- LISTING -
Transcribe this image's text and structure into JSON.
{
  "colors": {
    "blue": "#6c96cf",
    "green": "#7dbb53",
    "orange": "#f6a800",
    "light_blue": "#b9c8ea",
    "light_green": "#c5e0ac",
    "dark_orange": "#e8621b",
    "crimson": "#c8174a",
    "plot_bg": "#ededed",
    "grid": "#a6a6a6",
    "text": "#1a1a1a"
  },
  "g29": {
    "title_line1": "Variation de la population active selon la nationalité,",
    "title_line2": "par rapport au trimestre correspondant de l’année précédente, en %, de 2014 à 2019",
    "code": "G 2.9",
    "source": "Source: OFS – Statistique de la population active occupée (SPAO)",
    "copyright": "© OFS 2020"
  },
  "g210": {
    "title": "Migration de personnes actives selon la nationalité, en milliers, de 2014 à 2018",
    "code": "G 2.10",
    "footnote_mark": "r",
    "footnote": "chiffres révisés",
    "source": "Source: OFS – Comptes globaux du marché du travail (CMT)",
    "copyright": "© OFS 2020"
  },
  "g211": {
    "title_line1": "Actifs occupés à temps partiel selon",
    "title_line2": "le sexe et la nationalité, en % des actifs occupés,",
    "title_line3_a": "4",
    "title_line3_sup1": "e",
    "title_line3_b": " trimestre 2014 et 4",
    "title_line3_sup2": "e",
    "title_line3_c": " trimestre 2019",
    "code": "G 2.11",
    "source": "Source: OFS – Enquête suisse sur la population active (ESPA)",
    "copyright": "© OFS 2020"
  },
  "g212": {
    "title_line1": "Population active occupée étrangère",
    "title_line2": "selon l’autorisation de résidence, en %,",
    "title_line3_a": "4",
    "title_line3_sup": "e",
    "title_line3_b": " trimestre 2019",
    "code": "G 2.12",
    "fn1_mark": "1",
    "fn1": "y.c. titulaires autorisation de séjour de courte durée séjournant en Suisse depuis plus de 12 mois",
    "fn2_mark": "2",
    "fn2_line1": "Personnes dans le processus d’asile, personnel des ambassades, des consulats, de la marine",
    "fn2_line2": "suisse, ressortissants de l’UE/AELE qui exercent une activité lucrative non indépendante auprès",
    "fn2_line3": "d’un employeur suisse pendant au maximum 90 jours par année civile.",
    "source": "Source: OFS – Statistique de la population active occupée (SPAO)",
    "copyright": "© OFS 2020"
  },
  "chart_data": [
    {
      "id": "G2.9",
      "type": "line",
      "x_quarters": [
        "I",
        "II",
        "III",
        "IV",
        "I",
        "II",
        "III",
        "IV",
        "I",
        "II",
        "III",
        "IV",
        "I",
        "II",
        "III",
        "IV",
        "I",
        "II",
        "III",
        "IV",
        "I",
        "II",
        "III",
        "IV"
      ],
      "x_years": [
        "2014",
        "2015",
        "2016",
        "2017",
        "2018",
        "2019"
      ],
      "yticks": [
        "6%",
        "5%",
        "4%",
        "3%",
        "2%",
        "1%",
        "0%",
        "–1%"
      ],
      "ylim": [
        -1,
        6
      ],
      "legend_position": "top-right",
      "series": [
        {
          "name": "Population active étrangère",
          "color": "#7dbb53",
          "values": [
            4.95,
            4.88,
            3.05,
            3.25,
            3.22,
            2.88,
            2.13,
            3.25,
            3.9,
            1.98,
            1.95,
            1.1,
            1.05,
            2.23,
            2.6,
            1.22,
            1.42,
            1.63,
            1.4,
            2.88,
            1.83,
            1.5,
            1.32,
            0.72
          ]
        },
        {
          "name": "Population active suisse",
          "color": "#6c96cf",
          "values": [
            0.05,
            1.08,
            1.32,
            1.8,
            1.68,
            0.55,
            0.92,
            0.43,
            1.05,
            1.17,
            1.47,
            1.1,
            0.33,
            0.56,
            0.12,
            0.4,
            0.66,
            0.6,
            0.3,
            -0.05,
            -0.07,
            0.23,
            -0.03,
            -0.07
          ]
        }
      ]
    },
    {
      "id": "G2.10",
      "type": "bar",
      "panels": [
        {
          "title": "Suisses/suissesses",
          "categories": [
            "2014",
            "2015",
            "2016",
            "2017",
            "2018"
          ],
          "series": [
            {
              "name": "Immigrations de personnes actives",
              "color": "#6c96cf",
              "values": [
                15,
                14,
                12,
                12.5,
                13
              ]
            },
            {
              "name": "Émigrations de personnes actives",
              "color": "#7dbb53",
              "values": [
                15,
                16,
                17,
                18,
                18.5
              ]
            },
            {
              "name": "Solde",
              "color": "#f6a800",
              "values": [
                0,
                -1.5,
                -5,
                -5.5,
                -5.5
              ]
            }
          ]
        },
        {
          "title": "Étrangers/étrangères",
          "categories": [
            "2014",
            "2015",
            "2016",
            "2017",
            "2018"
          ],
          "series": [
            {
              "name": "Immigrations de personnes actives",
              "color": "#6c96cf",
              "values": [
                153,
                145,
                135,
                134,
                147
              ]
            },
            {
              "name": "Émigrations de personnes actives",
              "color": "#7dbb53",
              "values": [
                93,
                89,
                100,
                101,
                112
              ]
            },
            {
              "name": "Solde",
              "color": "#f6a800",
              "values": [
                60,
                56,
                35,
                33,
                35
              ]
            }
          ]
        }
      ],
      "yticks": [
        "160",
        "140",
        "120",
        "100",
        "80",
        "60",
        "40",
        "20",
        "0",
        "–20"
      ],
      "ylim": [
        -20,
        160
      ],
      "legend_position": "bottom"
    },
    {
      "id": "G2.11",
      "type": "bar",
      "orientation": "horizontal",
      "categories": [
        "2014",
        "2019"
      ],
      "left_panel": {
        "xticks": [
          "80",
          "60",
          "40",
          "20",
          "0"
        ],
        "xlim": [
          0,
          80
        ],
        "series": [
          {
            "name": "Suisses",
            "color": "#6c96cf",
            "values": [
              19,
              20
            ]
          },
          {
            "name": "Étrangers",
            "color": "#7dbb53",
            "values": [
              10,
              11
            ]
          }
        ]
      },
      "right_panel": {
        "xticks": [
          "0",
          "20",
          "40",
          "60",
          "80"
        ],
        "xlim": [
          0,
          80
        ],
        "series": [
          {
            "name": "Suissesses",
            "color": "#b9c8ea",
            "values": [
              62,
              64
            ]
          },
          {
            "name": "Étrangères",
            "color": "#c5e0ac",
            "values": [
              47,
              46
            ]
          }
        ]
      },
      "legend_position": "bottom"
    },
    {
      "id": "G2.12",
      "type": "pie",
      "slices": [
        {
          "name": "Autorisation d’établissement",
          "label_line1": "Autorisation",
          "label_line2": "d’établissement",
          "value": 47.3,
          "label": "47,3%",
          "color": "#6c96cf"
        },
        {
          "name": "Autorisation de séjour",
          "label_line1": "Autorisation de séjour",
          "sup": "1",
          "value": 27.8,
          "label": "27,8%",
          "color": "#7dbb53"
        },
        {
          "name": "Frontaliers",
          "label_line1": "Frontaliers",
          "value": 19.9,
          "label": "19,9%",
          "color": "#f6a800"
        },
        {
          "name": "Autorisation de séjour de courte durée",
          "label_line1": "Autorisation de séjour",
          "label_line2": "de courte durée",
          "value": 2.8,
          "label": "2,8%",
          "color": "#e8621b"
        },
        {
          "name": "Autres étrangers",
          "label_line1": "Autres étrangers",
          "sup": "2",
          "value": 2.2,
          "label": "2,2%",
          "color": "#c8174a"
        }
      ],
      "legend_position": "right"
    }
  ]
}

- WHAT TO WORK ON -
Quote all the records exactly, please, leaving none out.

- WORKED SOLUTION -
Transcribe this image's text and structure into JSON.
{
  "colors": {
    "blue": "#6c96cf",
    "green": "#7dbb53",
    "orange": "#f6a800",
    "light_blue": "#b9c8ea",
    "light_green": "#c5e0ac",
    "dark_orange": "#e8621b",
    "crimson": "#c8174a",
    "plot_bg": "#ededed",
    "grid": "#a6a6a6",
    "text": "#1a1a1a"
  },
  "g29": {
    "title_line1": "Variation de la population active selon la nationalité,",
    "title_line2": "par rapport au trimestre correspondant de l’année précédente, en %, de 2014 à 2019",
    "code": "G 2.9",
    "source": "Source: OFS – Statistique de la population active occupée (SPAO)",
    "copyright": "© OFS 2020"
  },
  "g210": {
    "title": "Migration de personnes actives selon la nationalité, en milliers, de 2014 à 2018",
    "code": "G 2.10",
    "footnote_mark": "r",
    "footnote": "chiffres révisés",
    "source": "Source: OFS – Comptes globaux du marché du travail (CMT)",
    "copyright": "© OFS 2020"
  },
  "g211": {
    "title_line1": "Actifs occupés à temps partiel selon",
    "title_line2": "le sexe et la nationalité, en % des actifs occupés,",
    "title_line3_a": "4",
    "title_line3_sup1": "e",
    "title_line3_b": " trimestre 2014 et 4",
    "title_line3_sup2": "e",
    "title_line3_c": " trimestre 2019",
    "code": "G 2.11",
    "source": "Source: OFS – Enquête suisse sur la population active (ESPA)",
    "copyright": "© OFS 2020"
  },
  "g212": {
    "title_line1": "Population active occupée étrangère",
    "title_line2": "selon l’autorisation de résidence, en %,",
    "title_line3_a": "4",
    "title_line3_sup": "e",
    "title_line3_b": " trimestre 2019",
    "code": "G 2.12",
    "fn1_mark": "1",
    "fn1": "y.c. titulaires autorisation de séjour de courte durée séjournant en Suisse depuis plus de 12 mois",
    "fn2_mark": "2",
    "fn2_line1": "Personnes dans le processus d’asile, personnel des ambassades, des consulats, de la marine",
    "fn2_line2": "suisse, ressortissants de l’UE/AELE qui exercent une activité lucrative non indépendante auprès",
    "fn2_line3": "d’un employeur suisse pendant au maximum 90 jours par année civile.",
    "source": "Source: OFS – Statistique de la population active occupée (SPAO)",
    "copyright": "© OFS 2020"
  },
  "chart_data": [
    {
      "id": "G2.9",
      "type": "line",
      "x_quarters": [
        "I",
        "II",
        "III",
        "IV",
        "I",
        "II",
        "III",
        "IV",
        "I",
        "II",
        "III",
        "IV",
        "I",
        "II",
        "III",
        "IV",
        "I",
        "II",
        "III",
        "IV",
        "I",
        "II",
        "III",
        "IV"
      ],
      "x_years": [
        "2014",
        "2015",
        "2016",
        "2017",
        "2018",
        "2019"
      ],
      "yticks": [
        "6%",
        "5%",
        "4%",
        "3%",
        "2%",
        "1%",
        "0%",
        "–1%"
      ],
      "ylim": [
        -1,
        6
      ],
      "legend_position": "top-right",
      "series": [
        {
          "name": "Population active étrangère",
          "color": "#7dbb53",
          "values": [
            4.95,
            4.88,
            3.05,
            3.25,
            3.22,
            2.88,
            2.13,
            3.25,
            3.9,
            1.98,
            1.95,
            1.1,
            1.05,
            2.23,
            2.6,
            1.22,
            1.42,
            1.63,
            1.4,
            2.88,
            1.83,
            1.5,
            1.32,
            0.72
          ]
        },
        {
          "name": "Population active suisse",
          "color": "#6c96cf",
          "values": [
            0.05,
            1.08,
            1.32,
            1.8,
            1.68,
            0.55,
            0.92,
            0.43,
            1.05,
            1.17,
            1.47,
            1.1,
            0.33,
            0.56,
            0.12,
            0.4,
            0.66,
            0.6,
            0.3,
            -0.05,
            -0.07,
            0.23,
            -0.03,
            -0.07
          ]
        }
      ]
    },
    {
      "id": "G2.10",
      "type": "bar",
      "panels": [
        {
          "title": "Suisses/suissesses",
          "categories": [
            "2014",
            "2015",
            "2016",
            "2017",
            "2018"
          ],
          "series": [
            {
              "name": "Immigrations de personnes actives",
              "color": "#6c96cf",
              "values": [
                15,
                14,
                12,
                12.5,
                13
              ]
            },
            {
              "name": "Émigrations de personnes actives",
              "color": "#7dbb53",
              "values": [
                15,
                16,
                17,
                18,
                18.5
              ]
            },
            {
              "name": "Solde",
              "color": "#f6a800",
              "values": [
                0,
                -1.5,
                -5,
                -5.5,
                -5.5
              ]
            }
          ]
        },
        {
          "title": "Étrangers/étrangères",
          "categories": [
            "2014",
            "2015",
            "2016",
            "2017",
            "2018"
          ],
          "series": [
            {
              "name": "Immigrations de personnes actives",
              "color": "#6c96cf",
              "values": [
                153,
                145,
                135,
                134,
                147
              ]
            },
            {
              "name": "Émigrations de personnes actives",
              "color": "#7dbb53",
              "values": [
                93,
                89,
                100,
                101,
                112
              ]
            },
            {
              "name": "Solde",
              "color": "#f6a800",
              "values": [
                60,
                56,
                35,
                33,
                35
              ]
            }
          ]
        }
      ],
      "yticks": [
        "160",
        "140",
        "120",
        "100",
        "80",
        "60",
        "40",
        "20",
        "0",
        "–20"
      ],
      "ylim": [
        -20,
        160
      ],
      "legend_position": "bottom"
    },
    {
      "id": "G2.11",
      "type": "bar",
      "orientation": "horizontal",
      "categories": [
        "2014",
        "2019"
      ],
      "left_panel": {
        "xticks": [
          "80",
          "60",
          "40",
          "20",
          "0"
        ],
        "xlim": [
          0,
          80
        ],
        "series": [
          {
            "name": "Suisses",
            "color": "#6c96cf",
            "values": [
              19,
              20
            ]
          },
          {
            "name": "Étrangers",
            "color": "#7dbb53",
            "values": [
              10,
              11
            ]
          }
        ]
      },
      "right_panel": {
        "xticks": [
          "0",
          "20",
          "40",
          "60",
          "80"
        ],
        "xlim": [
          0,
          80
        ],
        "series": [
          {
            "name": "Suissesses",
            "color": "#b9c8ea",
            "values": [
              62,
              64
            ]
          },
          {
            "name": "Étrangères",
            "color": "#c5e0ac",
            "values": [
              47,
              46
            ]
          }
        ]
      },
      "legend_position": "bottom"
    },
    {
      "id": "G2.12",
      "type": "pie",
      "slices": [
        {
          "name": "Autorisation d’établissement",
          "label_line1": "Autorisation",
          "label_line2": "d’établissement",
          "value": 47.3,
          "label": "47,3%",
          "color": "#6c96cf"
        },
        {
          "name": "Autorisation de séjour",
          "label_line1": "Autorisation de séjour",
          "sup": "1",
          "value": 27.8,
          "label": "27,8%",
          "color": "#7dbb53"
        },
        {
          "name": "Frontaliers",
          "label_line1": "Frontaliers",
          "value": 19.9,
          "label": "19,9%",
          "color": "#f6a800"
        },
        {
          "name": "Autorisation de séjour de courte durée",
          "label_line1": "Autorisation de séjour",
          "label_line2": "de courte durée",
          "value": 2.8,
          "label": "2,8%",
          "color": "#e8621b"
        },
        {
          "name": "Autres étrangers",
          "label_line1": "Autres étrangers",
          "sup": "2",
          "value": 2.2,
          "label": "2,2%",
          "color": "#c8174a"
        }
      ],
      "legend_position": "right"
    }
  ]
}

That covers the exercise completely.